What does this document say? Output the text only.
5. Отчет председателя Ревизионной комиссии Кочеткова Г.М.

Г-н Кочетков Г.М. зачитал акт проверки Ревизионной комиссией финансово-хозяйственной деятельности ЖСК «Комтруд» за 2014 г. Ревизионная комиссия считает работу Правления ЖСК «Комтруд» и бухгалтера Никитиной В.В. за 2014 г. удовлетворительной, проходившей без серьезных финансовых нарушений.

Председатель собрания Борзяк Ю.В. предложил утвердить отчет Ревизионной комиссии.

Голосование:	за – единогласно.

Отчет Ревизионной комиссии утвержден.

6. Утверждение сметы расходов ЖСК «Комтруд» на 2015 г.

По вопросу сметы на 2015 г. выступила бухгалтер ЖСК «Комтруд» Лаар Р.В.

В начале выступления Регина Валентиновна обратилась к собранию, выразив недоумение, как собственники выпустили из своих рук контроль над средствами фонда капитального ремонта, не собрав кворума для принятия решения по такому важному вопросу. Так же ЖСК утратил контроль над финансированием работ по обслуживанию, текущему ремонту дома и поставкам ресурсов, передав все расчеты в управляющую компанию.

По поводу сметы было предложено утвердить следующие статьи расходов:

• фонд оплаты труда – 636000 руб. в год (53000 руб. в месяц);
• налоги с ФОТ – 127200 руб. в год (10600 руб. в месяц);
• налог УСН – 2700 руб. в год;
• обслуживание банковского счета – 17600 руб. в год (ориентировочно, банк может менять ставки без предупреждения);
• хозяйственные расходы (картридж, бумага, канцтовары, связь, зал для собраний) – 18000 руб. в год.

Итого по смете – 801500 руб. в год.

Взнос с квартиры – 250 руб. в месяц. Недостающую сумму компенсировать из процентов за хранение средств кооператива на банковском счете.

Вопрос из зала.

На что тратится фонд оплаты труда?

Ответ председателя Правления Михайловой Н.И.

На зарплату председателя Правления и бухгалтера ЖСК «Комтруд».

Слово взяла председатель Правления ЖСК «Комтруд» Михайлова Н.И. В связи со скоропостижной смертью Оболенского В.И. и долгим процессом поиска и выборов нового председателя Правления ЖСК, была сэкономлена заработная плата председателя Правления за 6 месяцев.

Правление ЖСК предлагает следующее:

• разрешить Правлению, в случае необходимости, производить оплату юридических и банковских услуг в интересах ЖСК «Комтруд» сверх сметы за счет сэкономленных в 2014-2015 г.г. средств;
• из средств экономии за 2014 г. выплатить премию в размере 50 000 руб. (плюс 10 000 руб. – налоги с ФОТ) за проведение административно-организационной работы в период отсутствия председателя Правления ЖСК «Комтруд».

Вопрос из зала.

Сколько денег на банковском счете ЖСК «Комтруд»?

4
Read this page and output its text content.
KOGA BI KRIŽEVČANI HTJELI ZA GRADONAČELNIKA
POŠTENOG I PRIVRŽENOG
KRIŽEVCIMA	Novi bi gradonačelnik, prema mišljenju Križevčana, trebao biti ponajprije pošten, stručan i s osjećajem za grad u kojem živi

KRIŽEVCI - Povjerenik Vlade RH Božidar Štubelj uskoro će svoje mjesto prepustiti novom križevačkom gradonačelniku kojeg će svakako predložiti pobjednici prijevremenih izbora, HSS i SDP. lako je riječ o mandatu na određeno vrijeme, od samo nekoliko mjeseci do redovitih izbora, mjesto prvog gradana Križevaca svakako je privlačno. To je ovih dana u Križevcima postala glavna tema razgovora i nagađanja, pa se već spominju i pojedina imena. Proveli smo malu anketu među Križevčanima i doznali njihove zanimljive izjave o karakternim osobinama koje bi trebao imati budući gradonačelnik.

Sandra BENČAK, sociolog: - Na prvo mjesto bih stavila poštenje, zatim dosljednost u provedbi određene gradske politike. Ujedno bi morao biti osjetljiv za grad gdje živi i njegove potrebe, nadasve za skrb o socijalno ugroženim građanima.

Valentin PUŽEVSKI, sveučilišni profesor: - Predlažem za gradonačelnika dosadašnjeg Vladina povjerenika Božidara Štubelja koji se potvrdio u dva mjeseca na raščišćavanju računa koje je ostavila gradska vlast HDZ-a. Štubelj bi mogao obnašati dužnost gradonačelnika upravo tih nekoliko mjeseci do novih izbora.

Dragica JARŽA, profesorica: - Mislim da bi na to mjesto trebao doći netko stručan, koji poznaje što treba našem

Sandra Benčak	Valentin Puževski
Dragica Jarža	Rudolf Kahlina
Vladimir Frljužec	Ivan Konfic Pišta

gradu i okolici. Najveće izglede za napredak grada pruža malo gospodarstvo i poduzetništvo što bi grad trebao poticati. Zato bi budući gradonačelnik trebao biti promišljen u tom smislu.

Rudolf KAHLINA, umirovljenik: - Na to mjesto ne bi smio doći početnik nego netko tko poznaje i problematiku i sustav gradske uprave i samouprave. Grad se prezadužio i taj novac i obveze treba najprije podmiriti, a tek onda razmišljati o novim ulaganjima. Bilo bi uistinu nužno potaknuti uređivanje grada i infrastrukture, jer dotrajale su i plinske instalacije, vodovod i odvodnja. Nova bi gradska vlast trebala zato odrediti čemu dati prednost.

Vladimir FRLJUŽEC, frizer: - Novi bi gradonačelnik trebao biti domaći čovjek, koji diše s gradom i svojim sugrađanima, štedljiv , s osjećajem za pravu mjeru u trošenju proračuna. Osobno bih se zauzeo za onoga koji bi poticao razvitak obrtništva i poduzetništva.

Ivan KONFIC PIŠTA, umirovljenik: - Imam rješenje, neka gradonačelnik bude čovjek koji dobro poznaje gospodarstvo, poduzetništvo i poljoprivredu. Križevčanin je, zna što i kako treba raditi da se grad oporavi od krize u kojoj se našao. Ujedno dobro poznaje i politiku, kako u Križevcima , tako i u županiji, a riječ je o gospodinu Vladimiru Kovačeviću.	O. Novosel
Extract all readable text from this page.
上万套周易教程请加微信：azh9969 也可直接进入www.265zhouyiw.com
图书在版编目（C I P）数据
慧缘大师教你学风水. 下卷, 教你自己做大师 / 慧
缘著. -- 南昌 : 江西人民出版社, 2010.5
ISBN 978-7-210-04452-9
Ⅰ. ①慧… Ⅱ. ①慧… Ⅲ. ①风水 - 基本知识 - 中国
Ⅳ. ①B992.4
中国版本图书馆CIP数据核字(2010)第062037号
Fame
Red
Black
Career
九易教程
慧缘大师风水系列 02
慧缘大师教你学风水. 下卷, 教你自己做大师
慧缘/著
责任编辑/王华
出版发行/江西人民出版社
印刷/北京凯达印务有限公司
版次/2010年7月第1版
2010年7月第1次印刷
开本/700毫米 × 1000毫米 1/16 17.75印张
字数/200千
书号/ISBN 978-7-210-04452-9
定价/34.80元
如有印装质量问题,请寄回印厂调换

┄┄┄┄┄┄┄┄┄┄

Copy every line in the entries above that has the string "živi" in it.

KRIŽEVCIMA	Novi bi gradonačelnik, prema mišljenju Križevčana, trebao biti ponajprije pošten, stručan i s osjećajem za grad u kojem živi
Sandra BENČAK, sociolog: - Na prvo mjesto bih stavila poštenje, zatim dosljednost u provedbi određene gradske politike. Ujedno bi morao biti osjetljiv za grad gdje živi i njegove potrebe, nadasve za skrb o socijalno ugroženim građanima.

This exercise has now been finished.